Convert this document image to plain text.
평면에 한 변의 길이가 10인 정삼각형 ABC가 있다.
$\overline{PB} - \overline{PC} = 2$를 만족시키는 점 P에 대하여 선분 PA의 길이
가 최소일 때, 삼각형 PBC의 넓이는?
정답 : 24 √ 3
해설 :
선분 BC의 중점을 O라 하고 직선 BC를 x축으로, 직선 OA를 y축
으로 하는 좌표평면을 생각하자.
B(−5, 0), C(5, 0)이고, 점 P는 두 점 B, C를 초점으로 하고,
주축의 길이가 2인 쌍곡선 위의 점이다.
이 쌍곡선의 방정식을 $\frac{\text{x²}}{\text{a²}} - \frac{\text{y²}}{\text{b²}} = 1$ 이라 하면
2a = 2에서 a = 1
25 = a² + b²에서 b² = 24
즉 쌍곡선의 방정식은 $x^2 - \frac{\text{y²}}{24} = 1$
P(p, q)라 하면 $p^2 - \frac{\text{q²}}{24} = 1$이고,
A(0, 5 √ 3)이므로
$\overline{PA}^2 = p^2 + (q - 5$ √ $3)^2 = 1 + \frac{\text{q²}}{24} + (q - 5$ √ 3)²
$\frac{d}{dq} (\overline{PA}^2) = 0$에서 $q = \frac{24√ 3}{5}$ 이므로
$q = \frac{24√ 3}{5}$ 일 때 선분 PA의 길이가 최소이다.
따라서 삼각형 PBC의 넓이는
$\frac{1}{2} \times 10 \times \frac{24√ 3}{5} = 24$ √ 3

========================================================================

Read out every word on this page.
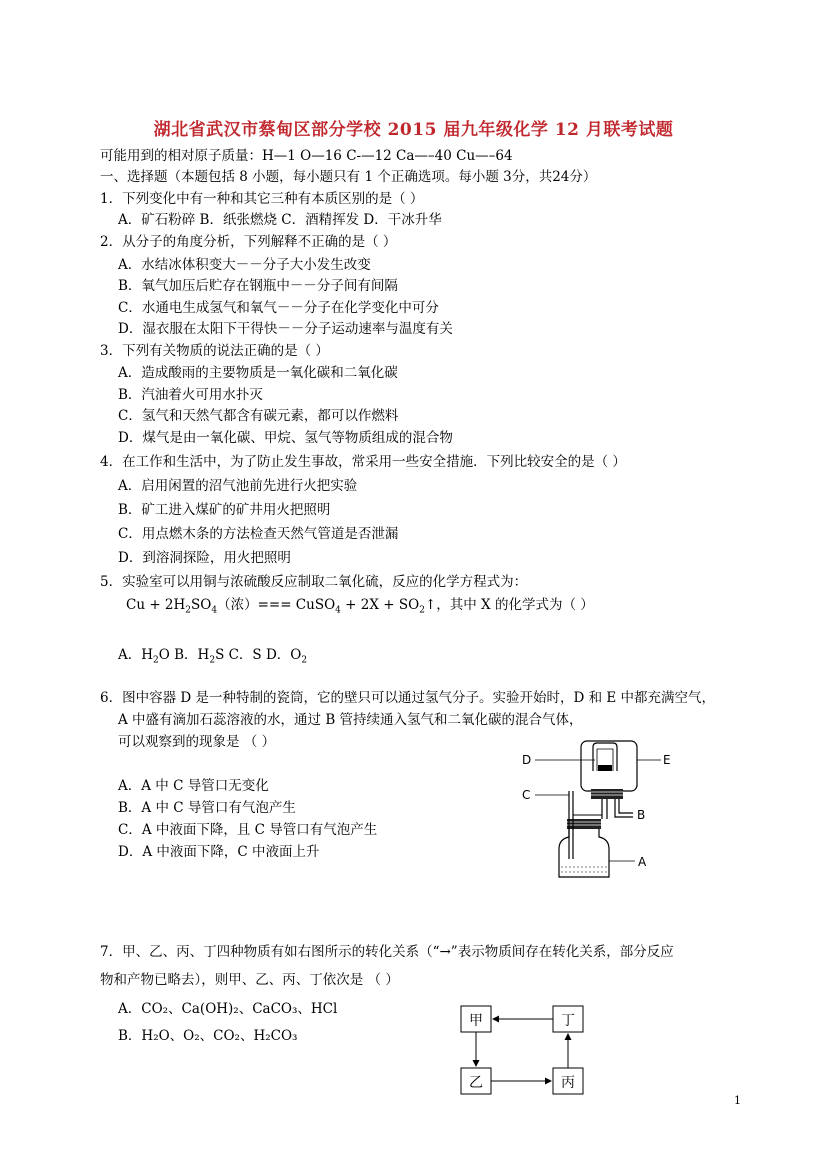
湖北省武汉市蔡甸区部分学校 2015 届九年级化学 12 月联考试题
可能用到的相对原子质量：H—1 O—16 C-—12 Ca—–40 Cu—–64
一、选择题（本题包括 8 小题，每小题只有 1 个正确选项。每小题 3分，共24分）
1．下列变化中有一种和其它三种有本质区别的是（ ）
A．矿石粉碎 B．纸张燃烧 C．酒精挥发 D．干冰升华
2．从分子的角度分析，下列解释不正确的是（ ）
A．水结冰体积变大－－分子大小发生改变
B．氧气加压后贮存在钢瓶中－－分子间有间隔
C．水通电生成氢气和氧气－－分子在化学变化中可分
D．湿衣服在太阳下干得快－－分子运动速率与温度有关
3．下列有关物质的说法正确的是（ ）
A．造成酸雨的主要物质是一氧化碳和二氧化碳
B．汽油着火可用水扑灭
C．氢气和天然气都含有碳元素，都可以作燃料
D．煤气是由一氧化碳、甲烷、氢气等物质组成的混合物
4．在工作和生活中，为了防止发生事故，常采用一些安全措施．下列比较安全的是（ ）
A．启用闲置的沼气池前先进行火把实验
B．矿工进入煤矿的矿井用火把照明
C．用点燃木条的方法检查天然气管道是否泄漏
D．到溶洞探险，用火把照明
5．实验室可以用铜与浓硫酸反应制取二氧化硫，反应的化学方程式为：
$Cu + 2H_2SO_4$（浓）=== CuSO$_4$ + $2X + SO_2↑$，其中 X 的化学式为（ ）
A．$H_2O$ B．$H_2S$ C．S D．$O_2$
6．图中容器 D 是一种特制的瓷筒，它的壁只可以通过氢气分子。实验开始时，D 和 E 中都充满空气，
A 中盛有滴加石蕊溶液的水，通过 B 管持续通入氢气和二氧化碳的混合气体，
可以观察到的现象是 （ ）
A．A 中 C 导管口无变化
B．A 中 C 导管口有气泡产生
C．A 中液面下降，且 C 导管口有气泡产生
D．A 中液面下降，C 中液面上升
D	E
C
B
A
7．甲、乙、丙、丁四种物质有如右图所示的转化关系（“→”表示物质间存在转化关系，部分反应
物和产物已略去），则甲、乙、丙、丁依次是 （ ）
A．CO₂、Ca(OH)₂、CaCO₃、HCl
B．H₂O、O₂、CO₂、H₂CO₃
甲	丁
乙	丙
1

========================================================================

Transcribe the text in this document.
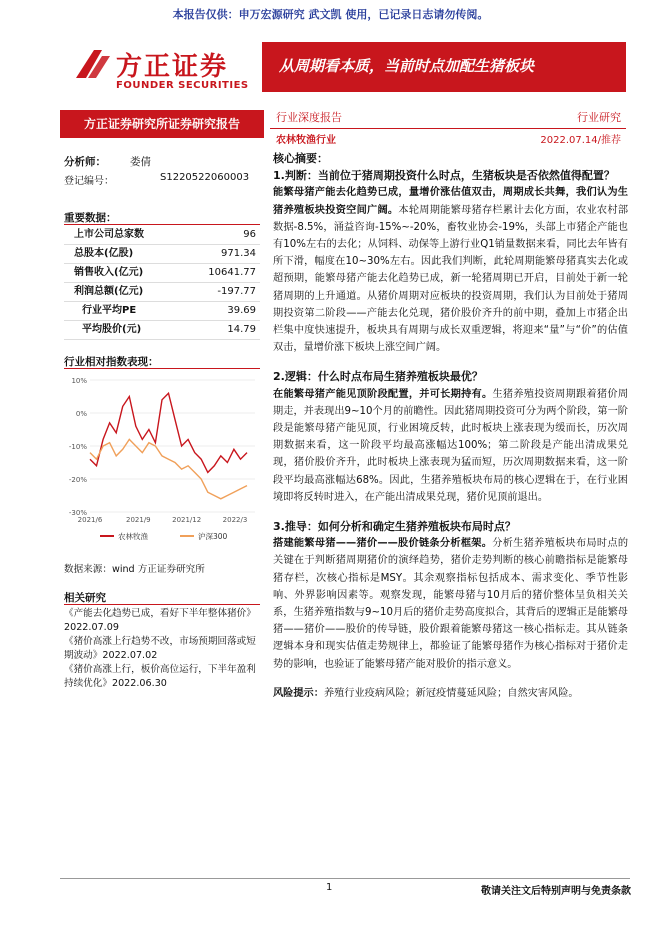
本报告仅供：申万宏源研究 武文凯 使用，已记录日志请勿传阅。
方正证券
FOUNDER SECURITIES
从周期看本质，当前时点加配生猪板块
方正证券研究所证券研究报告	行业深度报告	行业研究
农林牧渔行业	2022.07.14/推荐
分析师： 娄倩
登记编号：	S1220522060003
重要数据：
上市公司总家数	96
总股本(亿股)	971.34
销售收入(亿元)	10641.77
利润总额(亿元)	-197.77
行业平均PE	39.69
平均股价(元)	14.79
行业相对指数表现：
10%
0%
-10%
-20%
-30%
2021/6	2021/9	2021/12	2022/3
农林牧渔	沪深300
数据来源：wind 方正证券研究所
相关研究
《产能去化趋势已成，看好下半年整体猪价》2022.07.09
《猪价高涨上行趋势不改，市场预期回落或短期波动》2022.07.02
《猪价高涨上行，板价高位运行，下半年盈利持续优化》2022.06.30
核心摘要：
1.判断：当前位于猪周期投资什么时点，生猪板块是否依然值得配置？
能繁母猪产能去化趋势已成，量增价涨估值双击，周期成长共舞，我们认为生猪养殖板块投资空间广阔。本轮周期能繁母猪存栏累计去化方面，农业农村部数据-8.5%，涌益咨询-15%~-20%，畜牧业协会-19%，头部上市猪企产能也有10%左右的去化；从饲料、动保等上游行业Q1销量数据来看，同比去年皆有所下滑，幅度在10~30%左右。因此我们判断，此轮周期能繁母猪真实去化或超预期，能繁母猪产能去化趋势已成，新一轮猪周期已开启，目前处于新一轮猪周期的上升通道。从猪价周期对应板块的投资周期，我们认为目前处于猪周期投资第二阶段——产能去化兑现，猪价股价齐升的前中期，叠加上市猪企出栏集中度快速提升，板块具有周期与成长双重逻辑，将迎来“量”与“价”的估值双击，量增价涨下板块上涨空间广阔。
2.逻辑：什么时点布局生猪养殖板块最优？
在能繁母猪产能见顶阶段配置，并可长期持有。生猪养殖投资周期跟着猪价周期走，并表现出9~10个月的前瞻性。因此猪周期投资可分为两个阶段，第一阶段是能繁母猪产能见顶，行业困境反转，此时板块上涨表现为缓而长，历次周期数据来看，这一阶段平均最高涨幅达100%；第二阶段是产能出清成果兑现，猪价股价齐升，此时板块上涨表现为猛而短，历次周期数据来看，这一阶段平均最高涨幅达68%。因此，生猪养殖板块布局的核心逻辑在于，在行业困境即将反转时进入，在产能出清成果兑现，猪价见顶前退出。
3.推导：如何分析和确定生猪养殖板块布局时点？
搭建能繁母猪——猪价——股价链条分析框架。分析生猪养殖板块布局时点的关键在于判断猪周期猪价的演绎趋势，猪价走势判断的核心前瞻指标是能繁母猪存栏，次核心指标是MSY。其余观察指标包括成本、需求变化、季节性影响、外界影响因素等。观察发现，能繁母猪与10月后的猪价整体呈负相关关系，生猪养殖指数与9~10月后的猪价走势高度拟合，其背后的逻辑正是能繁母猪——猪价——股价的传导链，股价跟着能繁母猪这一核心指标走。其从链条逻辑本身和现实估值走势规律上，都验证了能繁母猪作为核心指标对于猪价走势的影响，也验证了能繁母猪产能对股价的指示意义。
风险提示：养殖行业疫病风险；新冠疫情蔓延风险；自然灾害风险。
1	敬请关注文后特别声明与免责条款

========================================================================

▶ [What to do]:
Work through the records line by line and tally those with the word "text". Report only the total.

▶ [Written response]:
6